/---

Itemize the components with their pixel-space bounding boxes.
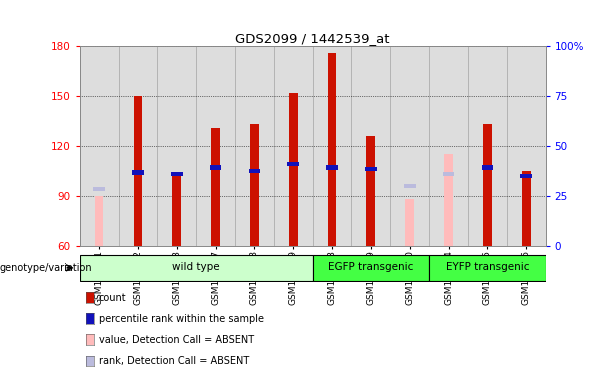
Text: genotype/variation: genotype/variation xyxy=(0,263,93,273)
Bar xyxy=(210,166,221,170)
Bar xyxy=(95,196,104,246)
Bar xyxy=(313,255,429,281)
Text: EYFP transgenic: EYFP transgenic xyxy=(446,262,529,272)
Bar xyxy=(287,162,299,166)
Bar xyxy=(196,46,235,246)
Title: GDS2099 / 1442539_at: GDS2099 / 1442539_at xyxy=(235,32,390,45)
Bar xyxy=(171,172,183,176)
Bar xyxy=(390,46,429,246)
Bar xyxy=(429,46,468,246)
Bar xyxy=(404,184,416,188)
Bar xyxy=(249,169,261,173)
Bar xyxy=(132,170,143,175)
Text: value, Detection Call = ABSENT: value, Detection Call = ABSENT xyxy=(99,335,254,345)
Bar xyxy=(158,46,196,246)
Bar xyxy=(289,93,297,246)
Text: wild type: wild type xyxy=(172,262,220,272)
Bar xyxy=(274,46,313,246)
Bar xyxy=(507,46,546,246)
Bar xyxy=(522,171,530,246)
Bar xyxy=(93,187,105,191)
Bar xyxy=(351,46,390,246)
Bar xyxy=(326,166,338,170)
Bar xyxy=(80,255,313,281)
Text: count: count xyxy=(99,293,126,303)
Text: percentile rank within the sample: percentile rank within the sample xyxy=(99,314,264,324)
Bar xyxy=(313,46,351,246)
Bar xyxy=(328,53,337,246)
Bar xyxy=(80,46,118,246)
Bar xyxy=(444,154,453,246)
Bar xyxy=(429,255,546,281)
Bar xyxy=(483,124,492,246)
Bar xyxy=(468,46,507,246)
Bar xyxy=(365,167,376,171)
Bar xyxy=(367,136,375,246)
Text: rank, Detection Call = ABSENT: rank, Detection Call = ABSENT xyxy=(99,356,249,366)
Bar xyxy=(250,124,259,246)
Bar xyxy=(134,96,142,246)
Bar xyxy=(235,46,274,246)
Bar xyxy=(482,166,493,170)
Bar xyxy=(118,46,158,246)
Bar xyxy=(172,174,181,246)
Bar xyxy=(211,127,220,246)
Bar xyxy=(520,174,532,178)
Bar xyxy=(405,199,414,246)
Text: EGFP transgenic: EGFP transgenic xyxy=(328,262,414,272)
Bar xyxy=(443,172,454,176)
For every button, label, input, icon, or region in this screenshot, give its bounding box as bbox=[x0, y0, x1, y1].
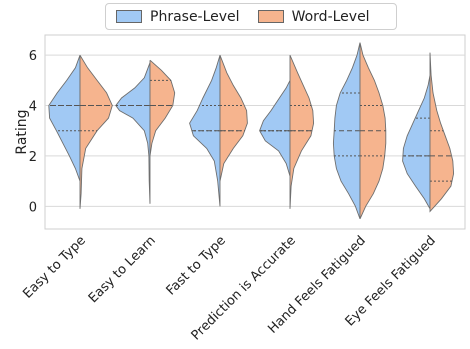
violin-word-5 bbox=[429, 52, 455, 213]
legend-swatch-phrase-level bbox=[116, 10, 142, 23]
violin-phrase-4 bbox=[332, 42, 361, 220]
y-tick-label: 6 bbox=[29, 49, 37, 64]
legend-swatch-word-level bbox=[257, 10, 284, 23]
violin-layer bbox=[48, 42, 455, 220]
violin-phrase-3 bbox=[259, 80, 291, 177]
y-axis-label: Rating bbox=[14, 109, 30, 154]
plot-frame bbox=[44, 34, 466, 230]
violin-word-1 bbox=[149, 59, 176, 156]
violin-word-0 bbox=[79, 54, 113, 209]
y-tick-label: 4 bbox=[29, 100, 37, 115]
violin-word-3 bbox=[289, 55, 315, 209]
y-tick-label: 2 bbox=[29, 150, 37, 165]
violin-phrase-0 bbox=[48, 55, 81, 182]
legend-label-word-level: Word-Level bbox=[291, 8, 370, 25]
violin-phrase-2 bbox=[189, 55, 221, 207]
x-tick-label: Easy to Type bbox=[20, 233, 88, 301]
x-tick-label: Easy to Learn bbox=[86, 233, 159, 306]
y-tick-label: 0 bbox=[29, 200, 37, 215]
legend: Phrase-Level Word-Level bbox=[105, 3, 397, 30]
legend-label-phrase-level: Phrase-Level bbox=[150, 8, 240, 25]
legend-item-word-level: Word-Level bbox=[257, 8, 370, 25]
violin-phrase-1 bbox=[115, 62, 151, 204]
legend-item-phrase-level: Phrase-Level bbox=[116, 9, 240, 25]
violin-phrase-5 bbox=[402, 75, 431, 210]
grid-layer bbox=[44, 34, 466, 230]
x-tick-label: Fast to Type bbox=[164, 233, 229, 298]
violin-word-2 bbox=[219, 55, 248, 182]
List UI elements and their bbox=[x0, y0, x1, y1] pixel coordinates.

\---

EXERCISE INSTRUCTIONS
Change "plot-frame" to "chart-frame" in the items, starting with the line that contains "violin-word-5 bbox=[429, 52, 455, 213]" and going on through the line that contains "y-tick-label: 2 bbox=[29, 150, 37, 165]". Write out only those lines, with nothing else altered.

FULL ANSWER
violin-word-5 bbox=[429, 52, 455, 213]
legend-swatch-phrase-level bbox=[116, 10, 142, 23]
violin-phrase-4 bbox=[332, 42, 361, 220]
y-tick-label: 6 bbox=[29, 49, 37, 64]
legend-swatch-word-level bbox=[257, 10, 284, 23]
violin-layer bbox=[48, 42, 455, 220]
violin-phrase-3 bbox=[259, 80, 291, 177]
y-axis-label: Rating bbox=[14, 109, 30, 154]
chart-frame bbox=[44, 34, 466, 230]
violin-word-1 bbox=[149, 59, 176, 156]
violin-word-0 bbox=[79, 54, 113, 209]
y-tick-label: 4 bbox=[29, 100, 37, 115]
violin-word-3 bbox=[289, 55, 315, 209]
y-tick-label: 2 bbox=[29, 150, 37, 165]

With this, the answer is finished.